▶ [Exercise objective]
Copy out all the data, word for word.

▶ [Supplied entries]
-------------------------
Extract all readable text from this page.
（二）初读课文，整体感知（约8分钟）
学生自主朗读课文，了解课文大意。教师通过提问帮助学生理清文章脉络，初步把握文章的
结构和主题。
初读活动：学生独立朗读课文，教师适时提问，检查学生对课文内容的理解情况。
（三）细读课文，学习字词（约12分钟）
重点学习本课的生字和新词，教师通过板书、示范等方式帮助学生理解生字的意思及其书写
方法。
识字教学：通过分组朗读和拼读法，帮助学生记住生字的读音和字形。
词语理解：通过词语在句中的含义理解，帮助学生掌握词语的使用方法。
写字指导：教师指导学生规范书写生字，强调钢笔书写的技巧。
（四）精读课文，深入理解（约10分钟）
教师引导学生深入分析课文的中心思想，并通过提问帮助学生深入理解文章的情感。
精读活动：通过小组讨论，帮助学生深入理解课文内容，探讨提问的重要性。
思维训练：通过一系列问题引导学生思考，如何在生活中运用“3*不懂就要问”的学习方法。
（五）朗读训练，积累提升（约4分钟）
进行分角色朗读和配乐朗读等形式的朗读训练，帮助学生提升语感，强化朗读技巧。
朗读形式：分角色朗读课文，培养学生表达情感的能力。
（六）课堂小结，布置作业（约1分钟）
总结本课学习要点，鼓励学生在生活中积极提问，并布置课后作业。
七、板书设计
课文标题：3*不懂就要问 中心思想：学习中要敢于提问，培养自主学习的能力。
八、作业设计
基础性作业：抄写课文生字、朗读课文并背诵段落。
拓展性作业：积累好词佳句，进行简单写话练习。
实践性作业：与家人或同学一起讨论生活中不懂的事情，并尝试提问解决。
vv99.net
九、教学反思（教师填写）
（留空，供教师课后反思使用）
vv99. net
-------------------------
▶ [The reply]
Extract all readable text from this page.
（二）初读课文，整体感知（约8分钟）
学生自主朗读课文，了解课文大意。教师通过提问帮助学生理清文章脉络，初步把握文章的
结构和主题。
初读活动：学生独立朗读课文，教师适时提问，检查学生对课文内容的理解情况。
（三）细读课文，学习字词（约12分钟）
重点学习本课的生字和新词，教师通过板书、示范等方式帮助学生理解生字的意思及其书写
方法。
识字教学：通过分组朗读和拼读法，帮助学生记住生字的读音和字形。
词语理解：通过词语在句中的含义理解，帮助学生掌握词语的使用方法。
写字指导：教师指导学生规范书写生字，强调钢笔书写的技巧。
（四）精读课文，深入理解（约10分钟）
教师引导学生深入分析课文的中心思想，并通过提问帮助学生深入理解文章的情感。
精读活动：通过小组讨论，帮助学生深入理解课文内容，探讨提问的重要性。
思维训练：通过一系列问题引导学生思考，如何在生活中运用“3*不懂就要问”的学习方法。
（五）朗读训练，积累提升（约4分钟）
进行分角色朗读和配乐朗读等形式的朗读训练，帮助学生提升语感，强化朗读技巧。
朗读形式：分角色朗读课文，培养学生表达情感的能力。
（六）课堂小结，布置作业（约1分钟）
总结本课学习要点，鼓励学生在生活中积极提问，并布置课后作业。
七、板书设计
课文标题：3*不懂就要问 中心思想：学习中要敢于提问，培养自主学习的能力。
八、作业设计
基础性作业：抄写课文生字、朗读课文并背诵段落。
拓展性作业：积累好词佳句，进行简单写话练习。
实践性作业：与家人或同学一起讨论生活中不懂的事情，并尝试提问解决。
vv99.net
九、教学反思（教师填写）
（留空，供教师课后反思使用）
vv99. net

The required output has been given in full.